## Request
Pick out each line containing the string "Received" and copy it.

## Supplied material
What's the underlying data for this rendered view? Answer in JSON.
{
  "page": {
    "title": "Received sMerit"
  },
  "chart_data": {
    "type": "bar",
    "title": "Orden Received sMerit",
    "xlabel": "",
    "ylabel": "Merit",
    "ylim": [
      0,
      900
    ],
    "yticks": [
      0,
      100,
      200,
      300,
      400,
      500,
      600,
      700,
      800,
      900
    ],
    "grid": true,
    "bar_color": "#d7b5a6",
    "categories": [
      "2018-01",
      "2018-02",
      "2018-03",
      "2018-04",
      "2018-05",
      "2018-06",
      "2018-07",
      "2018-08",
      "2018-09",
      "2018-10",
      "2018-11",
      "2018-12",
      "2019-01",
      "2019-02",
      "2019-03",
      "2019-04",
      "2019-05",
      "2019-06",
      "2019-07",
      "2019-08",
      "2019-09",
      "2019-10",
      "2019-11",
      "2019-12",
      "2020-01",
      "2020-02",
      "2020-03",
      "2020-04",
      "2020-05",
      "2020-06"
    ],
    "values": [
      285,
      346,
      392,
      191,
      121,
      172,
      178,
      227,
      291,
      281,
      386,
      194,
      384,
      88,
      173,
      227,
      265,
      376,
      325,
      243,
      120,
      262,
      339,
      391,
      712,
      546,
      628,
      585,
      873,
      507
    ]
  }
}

## Complete answer
    "title": "Received sMerit"
    "title": "Orden Received sMerit",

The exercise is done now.